## begin Records shown

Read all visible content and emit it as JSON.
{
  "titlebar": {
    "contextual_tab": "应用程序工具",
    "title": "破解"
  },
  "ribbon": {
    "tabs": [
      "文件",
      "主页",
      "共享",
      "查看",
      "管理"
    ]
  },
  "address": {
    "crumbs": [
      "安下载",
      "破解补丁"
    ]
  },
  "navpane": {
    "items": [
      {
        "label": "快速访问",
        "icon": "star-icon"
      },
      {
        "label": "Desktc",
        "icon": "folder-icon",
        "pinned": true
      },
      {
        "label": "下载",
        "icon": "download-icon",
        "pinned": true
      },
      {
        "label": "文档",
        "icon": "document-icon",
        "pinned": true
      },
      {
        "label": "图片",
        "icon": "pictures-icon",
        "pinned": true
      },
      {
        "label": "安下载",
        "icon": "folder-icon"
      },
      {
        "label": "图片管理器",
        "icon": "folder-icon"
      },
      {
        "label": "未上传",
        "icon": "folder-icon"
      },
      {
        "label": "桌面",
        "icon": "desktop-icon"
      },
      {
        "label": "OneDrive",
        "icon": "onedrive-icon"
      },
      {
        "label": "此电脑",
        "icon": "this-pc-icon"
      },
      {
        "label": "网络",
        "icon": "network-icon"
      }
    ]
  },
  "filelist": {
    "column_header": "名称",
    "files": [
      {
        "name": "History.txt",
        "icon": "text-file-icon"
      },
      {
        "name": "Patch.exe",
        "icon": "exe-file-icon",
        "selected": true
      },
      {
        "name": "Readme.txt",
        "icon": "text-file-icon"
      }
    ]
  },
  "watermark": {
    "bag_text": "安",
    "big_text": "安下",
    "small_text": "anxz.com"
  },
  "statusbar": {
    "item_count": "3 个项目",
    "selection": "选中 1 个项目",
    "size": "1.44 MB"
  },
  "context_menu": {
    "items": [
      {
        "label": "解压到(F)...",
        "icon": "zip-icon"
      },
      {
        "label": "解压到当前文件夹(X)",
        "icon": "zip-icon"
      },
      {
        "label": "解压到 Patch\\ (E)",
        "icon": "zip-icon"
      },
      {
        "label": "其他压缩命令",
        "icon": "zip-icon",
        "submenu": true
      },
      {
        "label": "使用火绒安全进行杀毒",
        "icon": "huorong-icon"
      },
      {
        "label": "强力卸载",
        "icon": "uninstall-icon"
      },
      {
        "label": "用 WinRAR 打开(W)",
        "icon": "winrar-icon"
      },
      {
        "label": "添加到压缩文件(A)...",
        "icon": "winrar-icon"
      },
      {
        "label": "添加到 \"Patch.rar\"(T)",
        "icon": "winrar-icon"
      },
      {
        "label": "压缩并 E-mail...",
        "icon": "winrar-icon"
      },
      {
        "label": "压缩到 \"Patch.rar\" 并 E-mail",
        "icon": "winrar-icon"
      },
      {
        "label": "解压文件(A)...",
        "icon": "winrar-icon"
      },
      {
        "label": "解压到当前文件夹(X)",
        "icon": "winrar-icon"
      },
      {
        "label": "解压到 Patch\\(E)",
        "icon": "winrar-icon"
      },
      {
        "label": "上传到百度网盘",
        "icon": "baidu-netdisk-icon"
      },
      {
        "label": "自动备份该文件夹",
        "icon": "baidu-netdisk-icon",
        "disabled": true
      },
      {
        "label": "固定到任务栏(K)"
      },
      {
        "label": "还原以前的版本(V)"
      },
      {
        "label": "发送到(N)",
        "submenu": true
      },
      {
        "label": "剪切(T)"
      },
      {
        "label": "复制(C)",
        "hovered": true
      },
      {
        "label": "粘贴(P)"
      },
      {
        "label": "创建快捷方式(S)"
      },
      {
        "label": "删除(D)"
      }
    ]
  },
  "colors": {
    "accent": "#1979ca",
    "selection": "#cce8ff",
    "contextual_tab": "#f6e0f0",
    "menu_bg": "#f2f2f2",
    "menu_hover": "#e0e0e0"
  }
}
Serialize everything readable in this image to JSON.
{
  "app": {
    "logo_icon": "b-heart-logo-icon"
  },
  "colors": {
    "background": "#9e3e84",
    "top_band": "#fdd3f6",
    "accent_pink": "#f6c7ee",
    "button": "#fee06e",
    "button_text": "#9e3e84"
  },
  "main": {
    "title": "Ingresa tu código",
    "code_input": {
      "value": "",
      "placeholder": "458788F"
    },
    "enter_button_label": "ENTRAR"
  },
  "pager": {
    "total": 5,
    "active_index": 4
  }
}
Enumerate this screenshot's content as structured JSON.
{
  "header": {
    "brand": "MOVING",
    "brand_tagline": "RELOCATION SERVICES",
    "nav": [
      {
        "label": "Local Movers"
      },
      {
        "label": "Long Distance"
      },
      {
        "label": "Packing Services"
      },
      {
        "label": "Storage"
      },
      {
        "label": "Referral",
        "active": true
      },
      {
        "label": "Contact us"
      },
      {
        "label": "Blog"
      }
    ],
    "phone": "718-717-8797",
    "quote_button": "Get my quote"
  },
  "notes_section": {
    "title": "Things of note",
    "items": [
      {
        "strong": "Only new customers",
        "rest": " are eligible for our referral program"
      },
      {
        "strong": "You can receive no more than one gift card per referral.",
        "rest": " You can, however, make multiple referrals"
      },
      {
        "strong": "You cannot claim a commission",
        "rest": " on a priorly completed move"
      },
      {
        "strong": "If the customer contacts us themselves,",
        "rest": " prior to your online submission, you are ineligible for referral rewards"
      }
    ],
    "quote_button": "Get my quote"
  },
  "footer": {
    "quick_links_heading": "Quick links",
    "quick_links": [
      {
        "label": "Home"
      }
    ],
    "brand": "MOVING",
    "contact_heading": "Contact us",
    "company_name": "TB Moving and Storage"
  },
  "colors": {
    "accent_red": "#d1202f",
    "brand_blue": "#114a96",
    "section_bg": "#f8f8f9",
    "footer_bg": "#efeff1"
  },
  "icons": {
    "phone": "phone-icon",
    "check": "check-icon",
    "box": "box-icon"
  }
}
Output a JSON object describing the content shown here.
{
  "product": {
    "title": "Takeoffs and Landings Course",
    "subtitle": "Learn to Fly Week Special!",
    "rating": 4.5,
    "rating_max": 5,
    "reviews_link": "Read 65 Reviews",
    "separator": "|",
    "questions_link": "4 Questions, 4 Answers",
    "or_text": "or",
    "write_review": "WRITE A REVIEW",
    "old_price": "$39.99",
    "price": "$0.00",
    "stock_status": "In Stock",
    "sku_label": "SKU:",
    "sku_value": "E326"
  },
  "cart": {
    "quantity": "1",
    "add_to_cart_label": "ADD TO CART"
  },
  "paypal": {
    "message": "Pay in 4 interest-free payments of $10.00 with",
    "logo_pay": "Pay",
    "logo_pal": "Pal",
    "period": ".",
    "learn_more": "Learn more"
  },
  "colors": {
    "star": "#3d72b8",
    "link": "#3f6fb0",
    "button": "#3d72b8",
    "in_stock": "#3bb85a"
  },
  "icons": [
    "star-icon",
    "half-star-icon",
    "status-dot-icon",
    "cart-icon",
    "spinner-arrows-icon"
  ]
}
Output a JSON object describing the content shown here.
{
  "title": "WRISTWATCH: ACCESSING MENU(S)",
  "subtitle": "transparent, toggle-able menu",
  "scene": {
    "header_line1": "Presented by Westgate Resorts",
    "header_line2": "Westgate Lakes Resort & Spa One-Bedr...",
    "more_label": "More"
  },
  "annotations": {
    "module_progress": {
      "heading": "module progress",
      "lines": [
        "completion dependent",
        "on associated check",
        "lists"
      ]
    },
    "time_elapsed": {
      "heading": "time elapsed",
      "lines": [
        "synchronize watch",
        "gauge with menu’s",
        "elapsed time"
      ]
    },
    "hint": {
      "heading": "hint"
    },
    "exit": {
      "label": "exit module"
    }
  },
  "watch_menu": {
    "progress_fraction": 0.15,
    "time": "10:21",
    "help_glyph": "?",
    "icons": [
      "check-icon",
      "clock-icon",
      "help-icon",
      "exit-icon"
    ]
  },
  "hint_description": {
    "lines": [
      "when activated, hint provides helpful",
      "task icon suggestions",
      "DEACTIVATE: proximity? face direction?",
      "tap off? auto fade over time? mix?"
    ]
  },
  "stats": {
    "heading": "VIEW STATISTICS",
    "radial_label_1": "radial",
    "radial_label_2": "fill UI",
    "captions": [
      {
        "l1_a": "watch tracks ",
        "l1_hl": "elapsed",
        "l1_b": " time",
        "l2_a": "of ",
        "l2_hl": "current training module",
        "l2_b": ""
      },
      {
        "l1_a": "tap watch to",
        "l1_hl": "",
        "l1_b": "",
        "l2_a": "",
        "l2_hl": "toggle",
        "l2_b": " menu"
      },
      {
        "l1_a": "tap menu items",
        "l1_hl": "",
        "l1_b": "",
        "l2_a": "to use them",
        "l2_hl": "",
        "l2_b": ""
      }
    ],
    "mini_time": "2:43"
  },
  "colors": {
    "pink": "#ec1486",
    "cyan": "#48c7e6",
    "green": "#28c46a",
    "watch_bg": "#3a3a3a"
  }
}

## end Records shown

Your objective ▸
Copy all the lines above that hold the string "netdisk".

Solved problem ▸
        "icon": "baidu-netdisk-icon"
        "icon": "baidu-netdisk-icon",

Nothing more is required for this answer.